TASK GOAL:
Go through the entries one line at a time, and gather every line that has the word "name".

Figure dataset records
________________________________________

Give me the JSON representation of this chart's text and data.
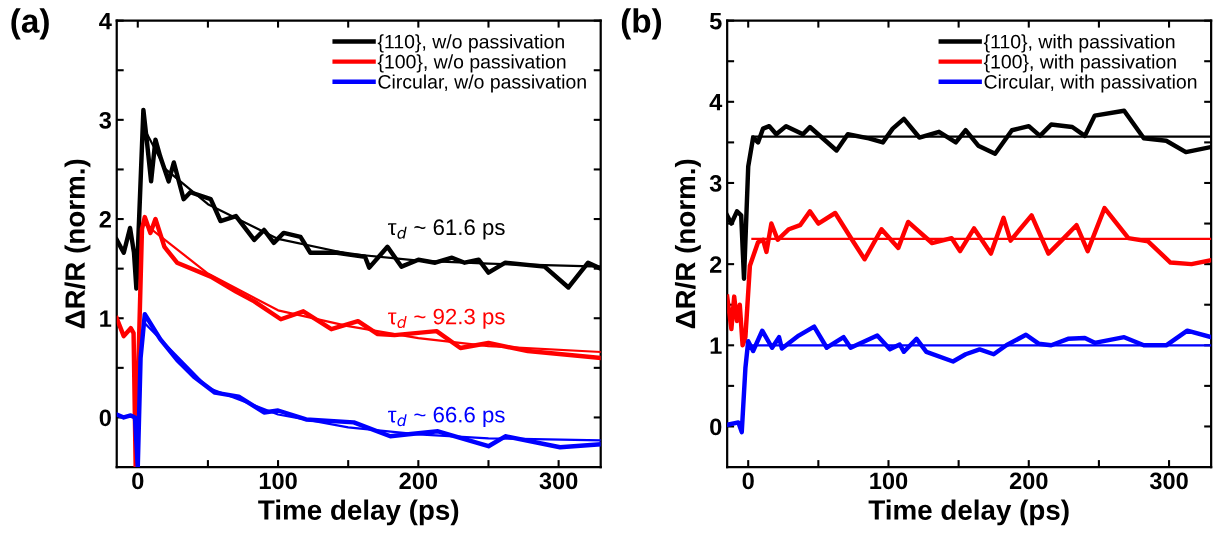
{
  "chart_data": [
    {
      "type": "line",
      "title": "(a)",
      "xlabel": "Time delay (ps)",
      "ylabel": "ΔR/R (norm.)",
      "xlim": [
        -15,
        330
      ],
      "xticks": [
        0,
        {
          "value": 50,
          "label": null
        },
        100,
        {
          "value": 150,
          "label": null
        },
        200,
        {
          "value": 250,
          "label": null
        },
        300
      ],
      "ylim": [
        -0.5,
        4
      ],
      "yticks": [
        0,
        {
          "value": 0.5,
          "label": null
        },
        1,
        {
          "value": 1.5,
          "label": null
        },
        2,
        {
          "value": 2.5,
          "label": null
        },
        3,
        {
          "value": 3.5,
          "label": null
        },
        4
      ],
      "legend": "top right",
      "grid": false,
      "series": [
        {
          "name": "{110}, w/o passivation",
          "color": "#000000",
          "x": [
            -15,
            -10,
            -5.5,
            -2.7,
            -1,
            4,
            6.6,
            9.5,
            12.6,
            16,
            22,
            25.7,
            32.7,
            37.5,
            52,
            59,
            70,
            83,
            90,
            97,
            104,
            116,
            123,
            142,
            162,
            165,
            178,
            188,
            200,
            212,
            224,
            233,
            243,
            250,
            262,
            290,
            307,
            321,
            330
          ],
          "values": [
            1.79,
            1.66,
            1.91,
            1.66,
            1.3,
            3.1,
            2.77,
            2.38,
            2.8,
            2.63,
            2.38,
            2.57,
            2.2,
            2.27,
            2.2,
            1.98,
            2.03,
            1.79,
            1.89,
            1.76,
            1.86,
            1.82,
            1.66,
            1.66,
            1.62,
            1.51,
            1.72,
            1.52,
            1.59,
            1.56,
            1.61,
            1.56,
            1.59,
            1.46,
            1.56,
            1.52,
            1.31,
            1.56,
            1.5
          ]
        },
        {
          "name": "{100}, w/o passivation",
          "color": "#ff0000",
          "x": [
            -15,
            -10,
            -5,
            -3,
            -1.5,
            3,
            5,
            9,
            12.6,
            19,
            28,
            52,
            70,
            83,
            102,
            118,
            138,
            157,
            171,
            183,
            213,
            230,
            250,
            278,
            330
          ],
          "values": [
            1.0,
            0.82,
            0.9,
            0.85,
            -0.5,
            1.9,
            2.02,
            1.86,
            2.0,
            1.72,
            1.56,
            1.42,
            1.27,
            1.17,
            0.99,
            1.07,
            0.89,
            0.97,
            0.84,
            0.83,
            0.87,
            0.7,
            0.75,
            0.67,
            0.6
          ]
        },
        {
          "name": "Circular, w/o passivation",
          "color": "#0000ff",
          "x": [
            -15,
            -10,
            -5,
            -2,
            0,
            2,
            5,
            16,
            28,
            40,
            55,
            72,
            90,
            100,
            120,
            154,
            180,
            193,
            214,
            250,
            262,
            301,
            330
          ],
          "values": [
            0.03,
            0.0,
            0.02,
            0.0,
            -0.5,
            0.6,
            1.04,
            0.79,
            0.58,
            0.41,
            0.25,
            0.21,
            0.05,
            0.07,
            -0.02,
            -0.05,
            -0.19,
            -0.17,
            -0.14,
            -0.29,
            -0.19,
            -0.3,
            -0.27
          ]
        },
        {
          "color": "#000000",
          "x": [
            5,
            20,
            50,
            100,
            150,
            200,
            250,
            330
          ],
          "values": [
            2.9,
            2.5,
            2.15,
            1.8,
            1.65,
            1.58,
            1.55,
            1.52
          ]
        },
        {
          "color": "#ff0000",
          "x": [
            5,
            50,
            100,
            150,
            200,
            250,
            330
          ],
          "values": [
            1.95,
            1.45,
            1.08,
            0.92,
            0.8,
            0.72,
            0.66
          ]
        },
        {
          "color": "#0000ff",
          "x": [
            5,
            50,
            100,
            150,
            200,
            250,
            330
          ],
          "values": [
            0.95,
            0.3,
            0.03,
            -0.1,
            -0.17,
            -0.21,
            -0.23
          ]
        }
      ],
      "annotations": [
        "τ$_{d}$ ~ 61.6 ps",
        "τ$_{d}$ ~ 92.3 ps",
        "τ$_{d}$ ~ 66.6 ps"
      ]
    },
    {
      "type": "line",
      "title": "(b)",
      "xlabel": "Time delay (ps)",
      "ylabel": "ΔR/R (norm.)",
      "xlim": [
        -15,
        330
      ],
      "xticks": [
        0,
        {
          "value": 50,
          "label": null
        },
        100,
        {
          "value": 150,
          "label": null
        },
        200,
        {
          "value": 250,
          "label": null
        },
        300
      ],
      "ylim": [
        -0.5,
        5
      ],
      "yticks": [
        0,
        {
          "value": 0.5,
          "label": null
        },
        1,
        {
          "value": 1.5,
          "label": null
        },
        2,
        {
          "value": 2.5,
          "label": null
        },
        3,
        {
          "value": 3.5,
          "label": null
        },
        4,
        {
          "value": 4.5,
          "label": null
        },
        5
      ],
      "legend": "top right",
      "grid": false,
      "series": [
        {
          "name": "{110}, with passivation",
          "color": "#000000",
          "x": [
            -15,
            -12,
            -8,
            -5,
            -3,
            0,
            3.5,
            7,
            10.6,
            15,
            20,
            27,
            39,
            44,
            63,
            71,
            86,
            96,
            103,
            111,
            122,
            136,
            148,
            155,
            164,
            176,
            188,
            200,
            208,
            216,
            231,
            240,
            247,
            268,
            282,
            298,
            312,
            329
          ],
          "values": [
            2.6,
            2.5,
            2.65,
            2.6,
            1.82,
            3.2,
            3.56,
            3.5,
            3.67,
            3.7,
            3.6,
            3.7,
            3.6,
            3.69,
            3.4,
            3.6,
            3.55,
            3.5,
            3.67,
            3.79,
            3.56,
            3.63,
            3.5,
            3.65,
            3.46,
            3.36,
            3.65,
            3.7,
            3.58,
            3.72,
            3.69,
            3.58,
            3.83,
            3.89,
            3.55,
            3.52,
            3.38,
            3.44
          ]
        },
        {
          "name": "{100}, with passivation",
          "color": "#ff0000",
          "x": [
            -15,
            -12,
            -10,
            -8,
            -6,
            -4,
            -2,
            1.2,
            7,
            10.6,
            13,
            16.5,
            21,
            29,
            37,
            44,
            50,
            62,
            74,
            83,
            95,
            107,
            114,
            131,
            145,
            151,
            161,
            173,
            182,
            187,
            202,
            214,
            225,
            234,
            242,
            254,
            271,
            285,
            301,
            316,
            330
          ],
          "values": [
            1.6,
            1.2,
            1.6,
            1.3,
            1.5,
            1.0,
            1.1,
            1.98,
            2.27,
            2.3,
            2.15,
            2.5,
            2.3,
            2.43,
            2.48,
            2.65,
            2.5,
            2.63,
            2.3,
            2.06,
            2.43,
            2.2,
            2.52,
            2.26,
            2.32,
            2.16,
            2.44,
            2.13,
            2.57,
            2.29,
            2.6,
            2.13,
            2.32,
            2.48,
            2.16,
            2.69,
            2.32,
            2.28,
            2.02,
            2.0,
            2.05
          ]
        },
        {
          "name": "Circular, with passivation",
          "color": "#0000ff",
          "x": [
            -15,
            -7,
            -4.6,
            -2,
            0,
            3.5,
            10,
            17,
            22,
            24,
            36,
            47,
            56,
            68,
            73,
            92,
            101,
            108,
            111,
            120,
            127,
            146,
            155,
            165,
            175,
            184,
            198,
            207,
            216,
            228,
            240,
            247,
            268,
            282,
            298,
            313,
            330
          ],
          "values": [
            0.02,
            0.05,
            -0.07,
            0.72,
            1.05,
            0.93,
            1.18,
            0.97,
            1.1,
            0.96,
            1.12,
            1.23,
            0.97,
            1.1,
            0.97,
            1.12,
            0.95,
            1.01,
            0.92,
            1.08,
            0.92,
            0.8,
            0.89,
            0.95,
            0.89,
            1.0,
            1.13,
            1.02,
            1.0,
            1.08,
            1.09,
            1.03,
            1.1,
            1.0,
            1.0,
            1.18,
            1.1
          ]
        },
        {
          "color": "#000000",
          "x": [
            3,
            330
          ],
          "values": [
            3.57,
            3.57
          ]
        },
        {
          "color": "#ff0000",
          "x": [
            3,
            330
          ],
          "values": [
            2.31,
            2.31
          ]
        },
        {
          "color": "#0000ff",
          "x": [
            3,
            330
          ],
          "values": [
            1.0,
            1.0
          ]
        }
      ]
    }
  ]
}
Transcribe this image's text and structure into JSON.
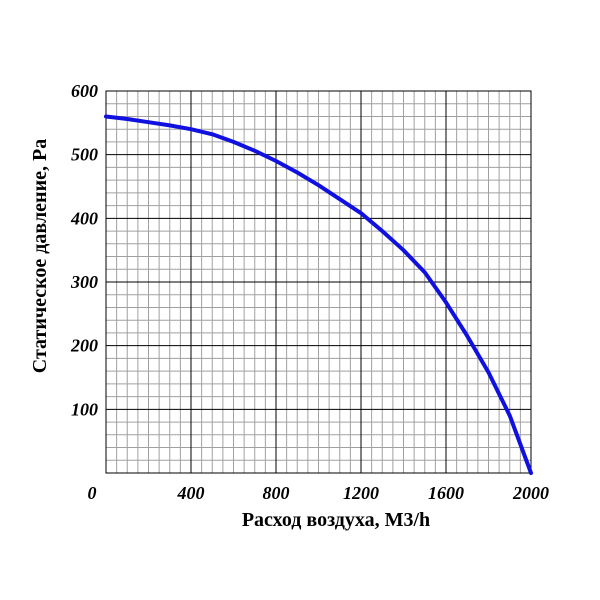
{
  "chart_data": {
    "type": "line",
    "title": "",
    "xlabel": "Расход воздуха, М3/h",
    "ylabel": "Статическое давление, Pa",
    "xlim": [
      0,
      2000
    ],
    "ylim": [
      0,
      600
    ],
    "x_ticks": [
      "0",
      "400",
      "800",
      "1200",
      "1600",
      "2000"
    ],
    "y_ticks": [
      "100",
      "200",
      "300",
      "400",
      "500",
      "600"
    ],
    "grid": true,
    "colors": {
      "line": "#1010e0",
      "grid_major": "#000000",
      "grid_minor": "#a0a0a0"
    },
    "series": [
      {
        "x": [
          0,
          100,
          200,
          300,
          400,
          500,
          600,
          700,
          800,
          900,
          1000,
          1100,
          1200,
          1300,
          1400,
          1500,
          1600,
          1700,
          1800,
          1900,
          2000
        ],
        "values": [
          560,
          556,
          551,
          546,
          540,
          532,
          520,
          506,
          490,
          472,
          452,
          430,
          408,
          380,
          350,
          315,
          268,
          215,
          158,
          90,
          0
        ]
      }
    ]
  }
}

________________________________________

SOLUTION FOR THIS PROBLEM:
          "name": "{110}, w/o passivation",
          "name": "{100}, w/o passivation",
          "name": "Circular, w/o passivation",
          "name": "{110}, with passivation",
          "name": "{100}, with passivation",
          "name": "Circular, with passivation",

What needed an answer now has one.